** START **

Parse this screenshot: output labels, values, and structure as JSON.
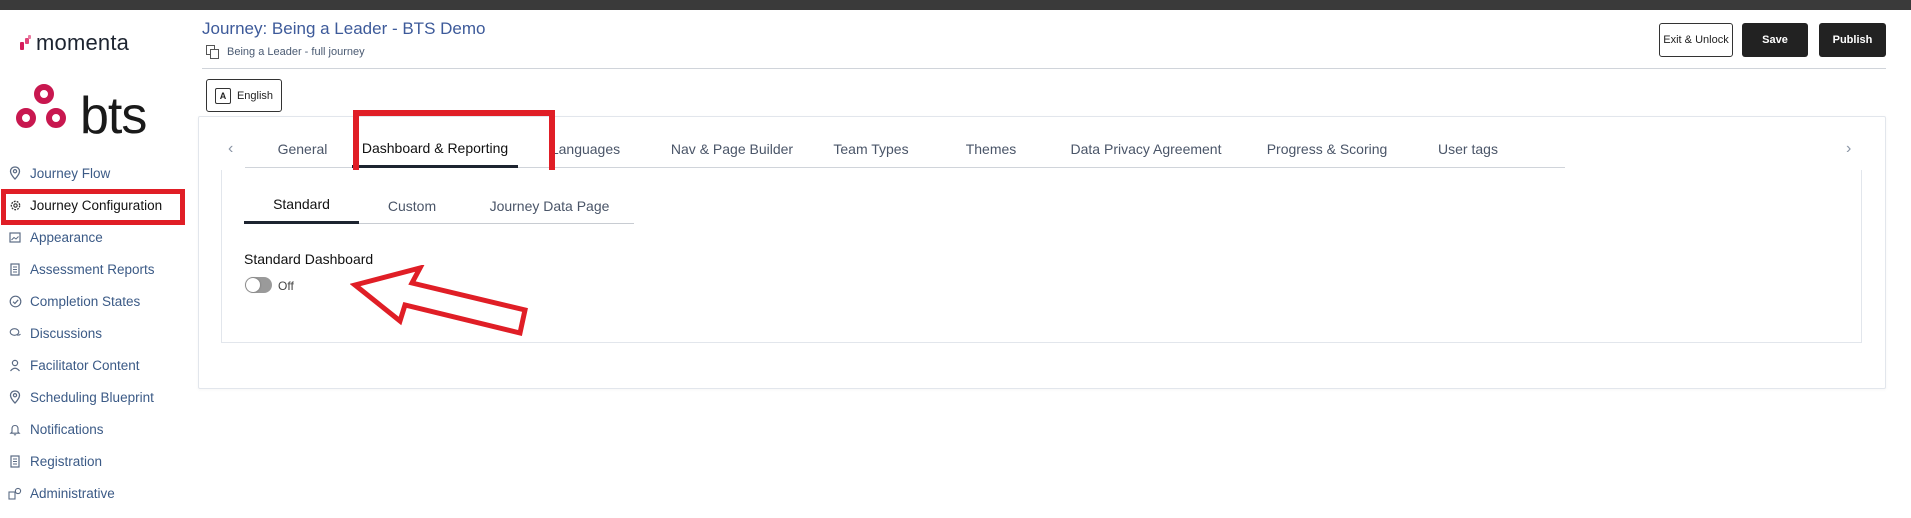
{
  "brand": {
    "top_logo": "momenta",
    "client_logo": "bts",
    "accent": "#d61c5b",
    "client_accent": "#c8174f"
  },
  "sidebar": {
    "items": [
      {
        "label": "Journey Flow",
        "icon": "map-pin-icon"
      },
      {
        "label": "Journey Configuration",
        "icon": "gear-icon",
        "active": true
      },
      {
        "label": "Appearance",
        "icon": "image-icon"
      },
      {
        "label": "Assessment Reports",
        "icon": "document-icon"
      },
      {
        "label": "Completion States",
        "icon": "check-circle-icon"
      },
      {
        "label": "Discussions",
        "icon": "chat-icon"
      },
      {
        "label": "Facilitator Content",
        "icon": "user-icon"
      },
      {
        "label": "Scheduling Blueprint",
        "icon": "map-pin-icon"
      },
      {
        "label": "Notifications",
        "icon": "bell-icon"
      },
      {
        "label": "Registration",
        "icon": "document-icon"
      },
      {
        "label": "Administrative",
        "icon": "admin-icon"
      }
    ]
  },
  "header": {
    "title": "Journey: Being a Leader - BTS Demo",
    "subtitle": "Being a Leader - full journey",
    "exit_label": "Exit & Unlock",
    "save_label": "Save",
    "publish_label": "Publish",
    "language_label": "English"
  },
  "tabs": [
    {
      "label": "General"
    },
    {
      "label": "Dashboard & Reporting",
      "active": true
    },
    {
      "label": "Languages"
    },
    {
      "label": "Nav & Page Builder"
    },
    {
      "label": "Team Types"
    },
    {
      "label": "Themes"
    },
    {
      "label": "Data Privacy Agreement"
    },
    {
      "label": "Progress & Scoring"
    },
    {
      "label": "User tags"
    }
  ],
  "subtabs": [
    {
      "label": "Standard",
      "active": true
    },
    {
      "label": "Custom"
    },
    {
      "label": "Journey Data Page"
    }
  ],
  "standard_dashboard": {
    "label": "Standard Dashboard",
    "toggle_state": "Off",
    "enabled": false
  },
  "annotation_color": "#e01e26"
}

** END **

Images in the data above are to be skipped. Retype all other material exactly.

**RESULT OF THIS TASK:**
Parse this screenshot: output labels, values, and structure as JSON.
{
  "brand": {
    "top_logo": "momenta",
    "client_logo": "bts",
    "accent": "#d61c5b",
    "client_accent": "#c8174f"
  },
  "sidebar": {
    "items": [
      {
        "label": "Journey Flow",
        "icon": "map-pin-icon"
      },
      {
        "label": "Journey Configuration",
        "icon": "gear-icon",
        "active": true
      },
      {
        "label": "Appearance",
        "icon": "image-icon"
      },
      {
        "label": "Assessment Reports",
        "icon": "document-icon"
      },
      {
        "label": "Completion States",
        "icon": "check-circle-icon"
      },
      {
        "label": "Discussions",
        "icon": "chat-icon"
      },
      {
        "label": "Facilitator Content",
        "icon": "user-icon"
      },
      {
        "label": "Scheduling Blueprint",
        "icon": "map-pin-icon"
      },
      {
        "label": "Notifications",
        "icon": "bell-icon"
      },
      {
        "label": "Registration",
        "icon": "document-icon"
      },
      {
        "label": "Administrative",
        "icon": "admin-icon"
      }
    ]
  },
  "header": {
    "title": "Journey: Being a Leader - BTS Demo",
    "subtitle": "Being a Leader - full journey",
    "exit_label": "Exit & Unlock",
    "save_label": "Save",
    "publish_label": "Publish",
    "language_label": "English"
  },
  "tabs": [
    {
      "label": "General"
    },
    {
      "label": "Dashboard & Reporting",
      "active": true
    },
    {
      "label": "Languages"
    },
    {
      "label": "Nav & Page Builder"
    },
    {
      "label": "Team Types"
    },
    {
      "label": "Themes"
    },
    {
      "label": "Data Privacy Agreement"
    },
    {
      "label": "Progress & Scoring"
    },
    {
      "label": "User tags"
    }
  ],
  "subtabs": [
    {
      "label": "Standard",
      "active": true
    },
    {
      "label": "Custom"
    },
    {
      "label": "Journey Data Page"
    }
  ],
  "standard_dashboard": {
    "label": "Standard Dashboard",
    "toggle_state": "Off",
    "enabled": false
  },
  "annotation_color": "#e01e26"
}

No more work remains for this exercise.